Saved data entries
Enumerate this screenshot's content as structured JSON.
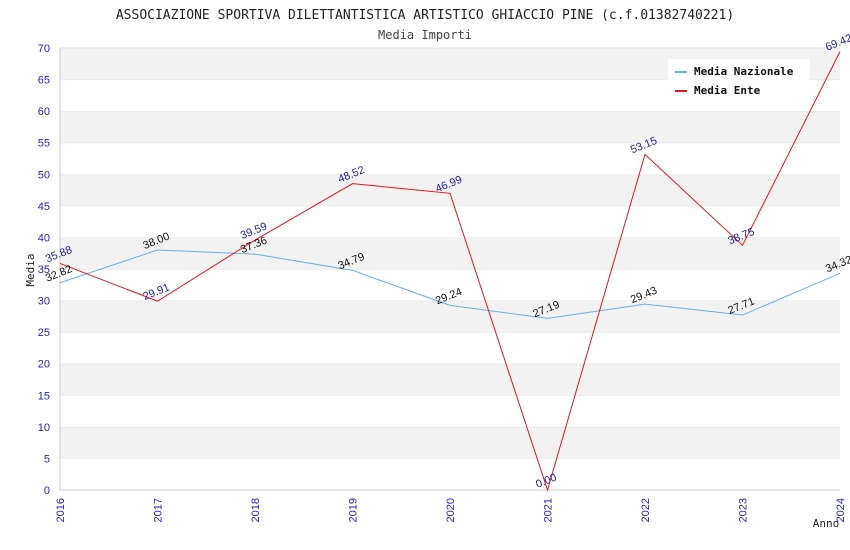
{
  "chart_data": {
    "type": "line",
    "title": "ASSOCIAZIONE SPORTIVA DILETTANTISTICA ARTISTICO GHIACCIO PINE (c.f.01382740221)",
    "subtitle": "Media Importi",
    "xlabel": "Anno",
    "ylabel": "Media",
    "ylim": [
      0,
      70
    ],
    "yticks": [
      "0",
      "5",
      "10",
      "15",
      "20",
      "25",
      "30",
      "35",
      "40",
      "45",
      "50",
      "55",
      "60",
      "65",
      "70"
    ],
    "x": [
      "2016",
      "2017",
      "2018",
      "2019",
      "2020",
      "2021",
      "2022",
      "2023",
      "2024"
    ],
    "grid": "horizontal bands",
    "legend_position": "top-right",
    "series": [
      {
        "name": "Media Nazionale",
        "color": "#6aaee6",
        "values": [
          32.82,
          38.0,
          37.36,
          34.79,
          29.24,
          27.19,
          29.43,
          27.71,
          34.32
        ],
        "labels": [
          "32.82",
          "38.00",
          "37.36",
          "34.79",
          "29.24",
          "27.19",
          "29.43",
          "27.71",
          "34.32"
        ]
      },
      {
        "name": "Media Ente",
        "color": "#e8141e",
        "values": [
          35.88,
          29.91,
          39.59,
          48.52,
          46.99,
          0.0,
          53.15,
          38.75,
          69.42
        ],
        "labels": [
          "35.88",
          "29.91",
          "39.59",
          "48.52",
          "46.99",
          "0.00",
          "53.15",
          "38.75",
          "69.42"
        ]
      }
    ]
  }
}
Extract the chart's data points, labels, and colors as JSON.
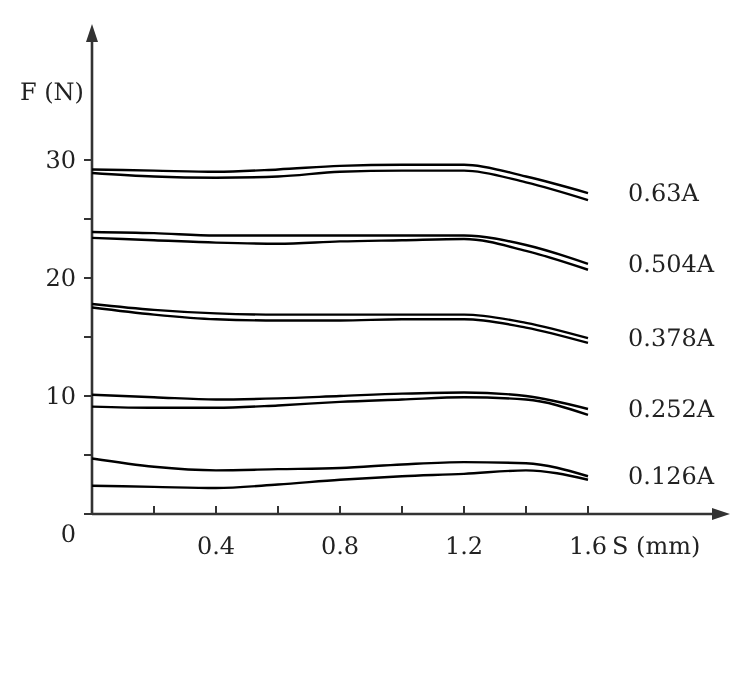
{
  "chart_data": {
    "type": "line",
    "xlabel": "S (mm)",
    "ylabel": "F (N)",
    "x": [
      0,
      0.2,
      0.4,
      0.6,
      0.8,
      1.0,
      1.2,
      1.4,
      1.6
    ],
    "xlim": [
      0,
      2.0
    ],
    "ylim": [
      0,
      40
    ],
    "xticks": [
      {
        "value": 0,
        "label": null
      },
      {
        "value": 0.2,
        "label": null
      },
      0.4,
      {
        "value": 0.6,
        "label": null
      },
      0.8,
      {
        "value": 1.0,
        "label": null
      },
      1.2,
      {
        "value": 1.4,
        "label": null
      },
      1.6
    ],
    "yticks": [
      0,
      {
        "value": 5,
        "label": null
      },
      10,
      {
        "value": 15,
        "label": null
      },
      20,
      {
        "value": 25,
        "label": null
      },
      30
    ],
    "marker": "none",
    "line_style": "solid",
    "series": [
      {
        "name": "0.63A",
        "color": "#000000",
        "values": [
          29.2,
          29.1,
          29.0,
          29.2,
          29.5,
          29.6,
          29.6,
          28.6,
          27.2
        ]
      },
      {
        "color": "#000000",
        "values": [
          28.9,
          28.6,
          28.5,
          28.6,
          29.0,
          29.1,
          29.1,
          28.1,
          26.6
        ]
      },
      {
        "name": "0.504A",
        "color": "#000000",
        "values": [
          23.9,
          23.8,
          23.6,
          23.6,
          23.6,
          23.6,
          23.6,
          22.8,
          21.2
        ]
      },
      {
        "color": "#000000",
        "values": [
          23.4,
          23.2,
          23.0,
          22.9,
          23.1,
          23.2,
          23.3,
          22.3,
          20.7
        ]
      },
      {
        "name": "0.378A",
        "color": "#000000",
        "values": [
          17.8,
          17.3,
          17.0,
          16.9,
          16.9,
          16.9,
          16.9,
          16.2,
          14.9
        ]
      },
      {
        "color": "#000000",
        "values": [
          17.5,
          16.9,
          16.5,
          16.4,
          16.4,
          16.5,
          16.5,
          15.8,
          14.5
        ]
      },
      {
        "name": "0.252A",
        "color": "#000000",
        "values": [
          10.1,
          9.9,
          9.7,
          9.8,
          10.0,
          10.2,
          10.3,
          10.0,
          8.9
        ]
      },
      {
        "color": "#000000",
        "values": [
          9.1,
          9.0,
          9.0,
          9.2,
          9.5,
          9.7,
          9.9,
          9.7,
          8.4
        ]
      },
      {
        "name": "0.126A",
        "color": "#000000",
        "values": [
          4.7,
          4.0,
          3.7,
          3.8,
          3.9,
          4.2,
          4.4,
          4.3,
          3.2
        ]
      },
      {
        "color": "#000000",
        "values": [
          2.4,
          2.3,
          2.2,
          2.5,
          2.9,
          3.2,
          3.4,
          3.7,
          2.9
        ]
      }
    ]
  }
}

• **WHAT TO PRODUCE**:
Every record is to be reproduced exactly, with no pictures included.

• **EXERCISE OUTPUT**:
Enumerate this screenshot's content as structured JSON.
{
  "chart_data": {
    "type": "line",
    "title": "ASSOCIAZIONE SPORTIVA DILETTANTISTICA ARTISTICO GHIACCIO PINE (c.f.01382740221)",
    "subtitle": "Media Importi",
    "xlabel": "Anno",
    "ylabel": "Media",
    "ylim": [
      0,
      70
    ],
    "yticks": [
      "0",
      "5",
      "10",
      "15",
      "20",
      "25",
      "30",
      "35",
      "40",
      "45",
      "50",
      "55",
      "60",
      "65",
      "70"
    ],
    "x": [
      "2016",
      "2017",
      "2018",
      "2019",
      "2020",
      "2021",
      "2022",
      "2023",
      "2024"
    ],
    "grid": "horizontal bands",
    "legend_position": "top-right",
    "series": [
      {
        "name": "Media Nazionale",
        "color": "#6aaee6",
        "values": [
          32.82,
          38.0,
          37.36,
          34.79,
          29.24,
          27.19,
          29.43,
          27.71,
          34.32
        ],
        "labels": [
          "32.82",
          "38.00",
          "37.36",
          "34.79",
          "29.24",
          "27.19",
          "29.43",
          "27.71",
          "34.32"
        ]
      },
      {
        "name": "Media Ente",
        "color": "#e8141e",
        "values": [
          35.88,
          29.91,
          39.59,
          48.52,
          46.99,
          0.0,
          53.15,
          38.75,
          69.42
        ],
        "labels": [
          "35.88",
          "29.91",
          "39.59",
          "48.52",
          "46.99",
          "0.00",
          "53.15",
          "38.75",
          "69.42"
        ]
      }
    ]
  }
}
Extract the chart's data points, labels, and colors as JSON.
{
  "chart_data": {
    "type": "line",
    "xlabel": "S (mm)",
    "ylabel": "F (N)",
    "x": [
      0,
      0.2,
      0.4,
      0.6,
      0.8,
      1.0,
      1.2,
      1.4,
      1.6
    ],
    "xlim": [
      0,
      2.0
    ],
    "ylim": [
      0,
      40
    ],
    "xticks": [
      {
        "value": 0,
        "label": null
      },
      {
        "value": 0.2,
        "label": null
      },
      0.4,
      {
        "value": 0.6,
        "label": null
      },
      0.8,
      {
        "value": 1.0,
        "label": null
      },
      1.2,
      {
        "value": 1.4,
        "label": null
      },
      1.6
    ],
    "yticks": [
      0,
      {
        "value": 5,
        "label": null
      },
      10,
      {
        "value": 15,
        "label": null
      },
      20,
      {
        "value": 25,
        "label": null
      },
      30
    ],
    "marker": "none",
    "line_style": "solid",
    "series": [
      {
        "name": "0.63A",
        "color": "#000000",
        "values": [
          29.2,
          29.1,
          29.0,
          29.2,
          29.5,
          29.6,
          29.6,
          28.6,
          27.2
        ]
      },
      {
        "color": "#000000",
        "values": [
          28.9,
          28.6,
          28.5,
          28.6,
          29.0,
          29.1,
          29.1,
          28.1,
          26.6
        ]
      },
      {
        "name": "0.504A",
        "color": "#000000",
        "values": [
          23.9,
          23.8,
          23.6,
          23.6,
          23.6,
          23.6,
          23.6,
          22.8,
          21.2
        ]
      },
      {
        "color": "#000000",
        "values": [
          23.4,
          23.2,
          23.0,
          22.9,
          23.1,
          23.2,
          23.3,
          22.3,
          20.7
        ]
      },
      {
        "name": "0.378A",
        "color": "#000000",
        "values": [
          17.8,
          17.3,
          17.0,
          16.9,
          16.9,
          16.9,
          16.9,
          16.2,
          14.9
        ]
      },
      {
        "color": "#000000",
        "values": [
          17.5,
          16.9,
          16.5,
          16.4,
          16.4,
          16.5,
          16.5,
          15.8,
          14.5
        ]
      },
      {
        "name": "0.252A",
        "color": "#000000",
        "values": [
          10.1,
          9.9,
          9.7,
          9.8,
          10.0,
          10.2,
          10.3,
          10.0,
          8.9
        ]
      },
      {
        "color": "#000000",
        "values": [
          9.1,
          9.0,
          9.0,
          9.2,
          9.5,
          9.7,
          9.9,
          9.7,
          8.4
        ]
      },
      {
        "name": "0.126A",
        "color": "#000000",
        "values": [
          4.7,
          4.0,
          3.7,
          3.8,
          3.9,
          4.2,
          4.4,
          4.3,
          3.2
        ]
      },
      {
        "color": "#000000",
        "values": [
          2.4,
          2.3,
          2.2,
          2.5,
          2.9,
          3.2,
          3.4,
          3.7,
          2.9
        ]
      }
    ]
  }
}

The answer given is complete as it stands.